(Saved data entries)
════════════════

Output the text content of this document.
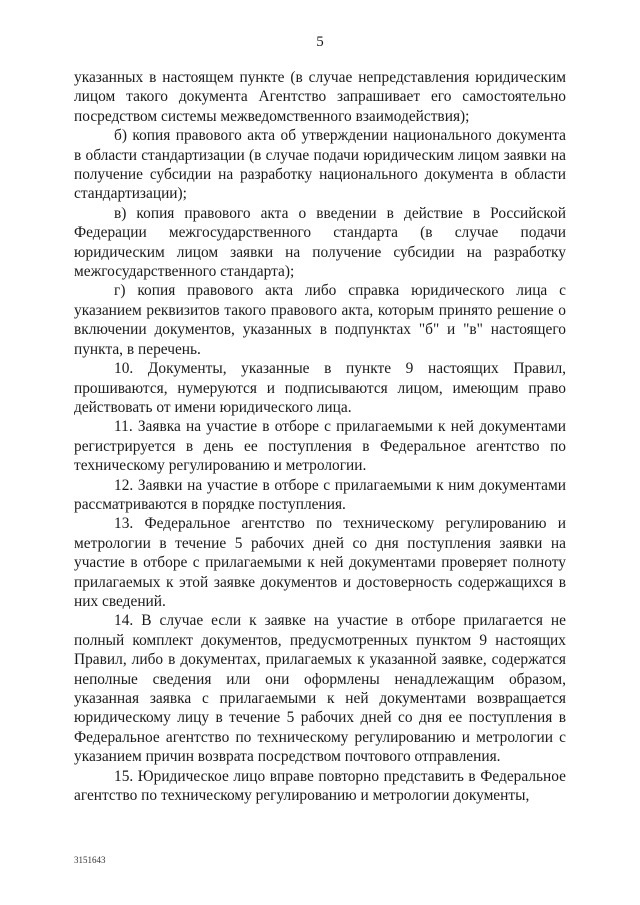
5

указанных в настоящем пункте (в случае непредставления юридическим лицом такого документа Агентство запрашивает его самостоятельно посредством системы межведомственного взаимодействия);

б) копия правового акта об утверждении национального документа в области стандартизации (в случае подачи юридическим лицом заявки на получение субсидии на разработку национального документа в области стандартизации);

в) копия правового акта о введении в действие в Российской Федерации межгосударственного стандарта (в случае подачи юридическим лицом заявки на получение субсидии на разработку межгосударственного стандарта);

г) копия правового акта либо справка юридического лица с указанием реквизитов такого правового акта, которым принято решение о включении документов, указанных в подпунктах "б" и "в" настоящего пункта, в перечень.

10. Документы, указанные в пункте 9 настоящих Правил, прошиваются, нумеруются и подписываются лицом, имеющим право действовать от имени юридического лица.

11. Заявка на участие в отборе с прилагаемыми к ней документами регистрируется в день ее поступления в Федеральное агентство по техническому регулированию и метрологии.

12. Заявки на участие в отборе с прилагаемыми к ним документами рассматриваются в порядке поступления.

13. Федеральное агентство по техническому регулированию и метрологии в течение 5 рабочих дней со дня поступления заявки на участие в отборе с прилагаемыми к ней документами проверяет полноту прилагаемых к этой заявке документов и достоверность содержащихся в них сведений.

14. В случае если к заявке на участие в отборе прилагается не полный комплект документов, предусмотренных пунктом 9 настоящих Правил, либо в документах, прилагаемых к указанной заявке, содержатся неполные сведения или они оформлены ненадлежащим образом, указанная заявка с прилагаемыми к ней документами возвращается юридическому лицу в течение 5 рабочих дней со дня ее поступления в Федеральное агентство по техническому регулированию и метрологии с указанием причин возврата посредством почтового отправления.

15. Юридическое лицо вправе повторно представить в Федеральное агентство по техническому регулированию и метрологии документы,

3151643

════════════════

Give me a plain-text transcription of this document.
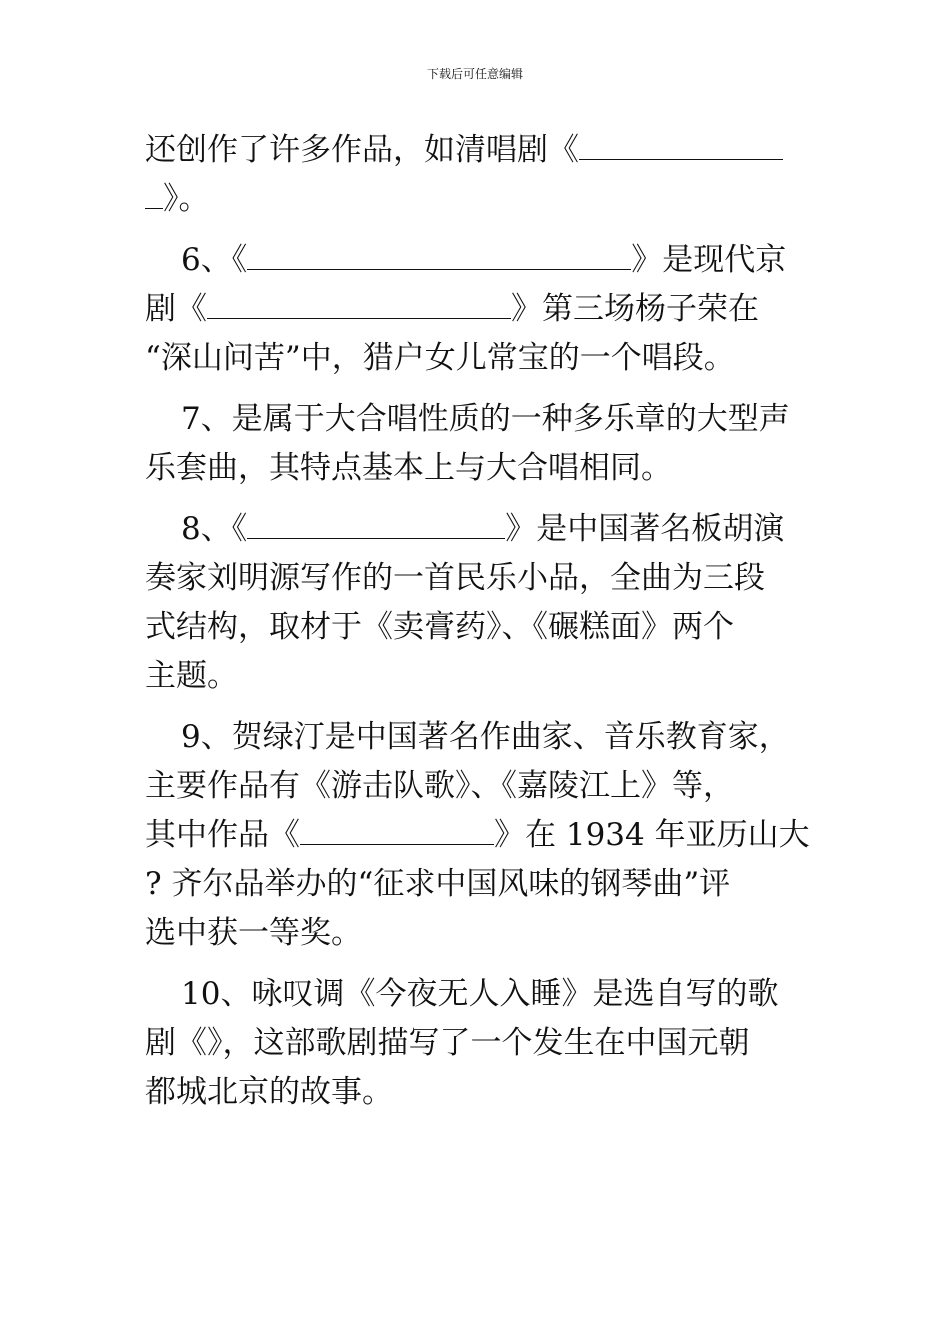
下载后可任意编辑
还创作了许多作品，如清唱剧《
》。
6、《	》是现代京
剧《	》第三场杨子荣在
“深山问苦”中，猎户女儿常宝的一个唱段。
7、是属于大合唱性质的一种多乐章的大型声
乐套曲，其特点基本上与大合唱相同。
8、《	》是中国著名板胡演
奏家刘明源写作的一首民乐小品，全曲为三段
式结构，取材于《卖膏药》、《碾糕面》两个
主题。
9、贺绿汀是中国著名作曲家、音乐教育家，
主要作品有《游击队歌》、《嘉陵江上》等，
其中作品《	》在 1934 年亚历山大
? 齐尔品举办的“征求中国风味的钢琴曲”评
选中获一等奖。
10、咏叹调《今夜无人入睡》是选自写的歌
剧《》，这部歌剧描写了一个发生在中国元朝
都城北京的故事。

════════════════

* Task requirements
Extract all lines that hold the word "лица".

* Exercise response
г) копия правового акта либо справка юридического лица с указанием реквизитов такого правового акта, которым принято решение о включении документов, указанных в подпунктах "б" и "в" настоящего пункта, в перечень.
10. Документы, указанные в пункте 9 настоящих Правил, прошиваются, нумеруются и подписываются лицом, имеющим право действовать от имени юридического лица.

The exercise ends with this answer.